▸ Exercise details: Copy, from the entries below, each line where the word "location" can be found.

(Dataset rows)
========================================
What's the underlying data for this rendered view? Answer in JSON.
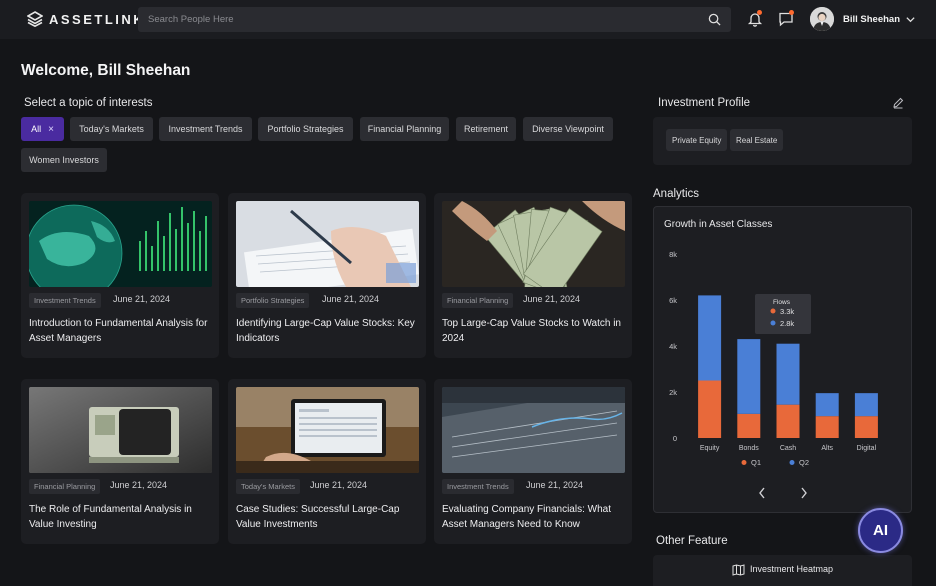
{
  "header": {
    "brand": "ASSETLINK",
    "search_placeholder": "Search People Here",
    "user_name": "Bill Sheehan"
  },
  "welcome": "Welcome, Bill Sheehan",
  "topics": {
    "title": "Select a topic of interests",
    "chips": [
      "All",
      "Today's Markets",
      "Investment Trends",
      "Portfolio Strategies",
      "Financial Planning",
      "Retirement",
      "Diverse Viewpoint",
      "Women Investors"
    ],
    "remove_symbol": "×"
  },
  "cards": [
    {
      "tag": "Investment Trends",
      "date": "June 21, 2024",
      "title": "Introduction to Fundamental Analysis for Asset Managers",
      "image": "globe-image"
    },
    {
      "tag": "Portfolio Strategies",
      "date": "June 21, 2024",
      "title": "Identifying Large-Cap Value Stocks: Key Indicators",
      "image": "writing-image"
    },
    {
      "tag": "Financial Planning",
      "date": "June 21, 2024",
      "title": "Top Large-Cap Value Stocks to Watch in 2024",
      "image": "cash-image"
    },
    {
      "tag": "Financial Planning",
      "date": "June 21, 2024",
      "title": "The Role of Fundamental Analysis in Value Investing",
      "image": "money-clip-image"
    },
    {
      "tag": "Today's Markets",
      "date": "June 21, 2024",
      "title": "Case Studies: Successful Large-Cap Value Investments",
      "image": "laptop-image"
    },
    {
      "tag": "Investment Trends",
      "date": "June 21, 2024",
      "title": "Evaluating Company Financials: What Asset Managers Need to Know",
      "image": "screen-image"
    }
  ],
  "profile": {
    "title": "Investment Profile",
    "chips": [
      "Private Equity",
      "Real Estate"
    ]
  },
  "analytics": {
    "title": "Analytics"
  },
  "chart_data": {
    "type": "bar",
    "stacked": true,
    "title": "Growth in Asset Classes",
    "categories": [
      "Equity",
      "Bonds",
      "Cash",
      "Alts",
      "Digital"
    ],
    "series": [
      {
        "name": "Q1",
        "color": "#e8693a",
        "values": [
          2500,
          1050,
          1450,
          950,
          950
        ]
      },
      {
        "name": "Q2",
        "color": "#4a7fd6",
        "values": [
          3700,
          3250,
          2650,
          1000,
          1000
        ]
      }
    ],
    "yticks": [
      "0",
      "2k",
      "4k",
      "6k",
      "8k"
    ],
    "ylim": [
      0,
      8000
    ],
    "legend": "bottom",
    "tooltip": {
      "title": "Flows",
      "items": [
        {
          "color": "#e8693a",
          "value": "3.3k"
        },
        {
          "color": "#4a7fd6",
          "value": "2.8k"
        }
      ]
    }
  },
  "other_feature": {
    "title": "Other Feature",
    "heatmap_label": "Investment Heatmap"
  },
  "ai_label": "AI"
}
========================================
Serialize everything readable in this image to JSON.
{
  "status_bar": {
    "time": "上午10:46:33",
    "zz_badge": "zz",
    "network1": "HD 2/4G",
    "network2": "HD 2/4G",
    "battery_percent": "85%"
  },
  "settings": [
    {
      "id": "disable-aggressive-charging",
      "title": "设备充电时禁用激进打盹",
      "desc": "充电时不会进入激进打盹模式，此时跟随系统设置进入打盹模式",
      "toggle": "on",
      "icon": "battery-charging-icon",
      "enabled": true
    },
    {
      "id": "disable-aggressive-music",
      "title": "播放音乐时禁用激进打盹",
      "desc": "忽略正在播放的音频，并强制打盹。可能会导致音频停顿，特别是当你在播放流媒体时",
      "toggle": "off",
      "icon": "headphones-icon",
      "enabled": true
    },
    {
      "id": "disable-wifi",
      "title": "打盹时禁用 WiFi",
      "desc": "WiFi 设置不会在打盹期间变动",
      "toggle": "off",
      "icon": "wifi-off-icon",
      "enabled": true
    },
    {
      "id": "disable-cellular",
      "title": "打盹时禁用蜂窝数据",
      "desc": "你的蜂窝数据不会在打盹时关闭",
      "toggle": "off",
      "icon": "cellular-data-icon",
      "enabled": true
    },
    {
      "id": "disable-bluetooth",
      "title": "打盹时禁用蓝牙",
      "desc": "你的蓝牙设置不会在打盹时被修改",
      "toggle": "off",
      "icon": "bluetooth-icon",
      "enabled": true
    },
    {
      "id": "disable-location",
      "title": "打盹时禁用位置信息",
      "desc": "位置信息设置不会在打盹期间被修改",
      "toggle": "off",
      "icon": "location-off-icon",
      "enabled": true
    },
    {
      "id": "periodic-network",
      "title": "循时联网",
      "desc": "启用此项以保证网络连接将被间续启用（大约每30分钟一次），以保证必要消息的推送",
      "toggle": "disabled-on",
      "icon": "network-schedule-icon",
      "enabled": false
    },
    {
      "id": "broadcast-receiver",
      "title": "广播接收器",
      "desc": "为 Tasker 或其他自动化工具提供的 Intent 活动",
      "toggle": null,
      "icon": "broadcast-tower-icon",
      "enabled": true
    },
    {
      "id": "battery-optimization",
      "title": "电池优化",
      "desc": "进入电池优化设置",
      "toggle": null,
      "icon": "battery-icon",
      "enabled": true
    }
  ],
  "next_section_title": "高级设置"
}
========================================
▸ Solution to the problem:
      "id": "disable-location",
      "icon": "location-off-icon",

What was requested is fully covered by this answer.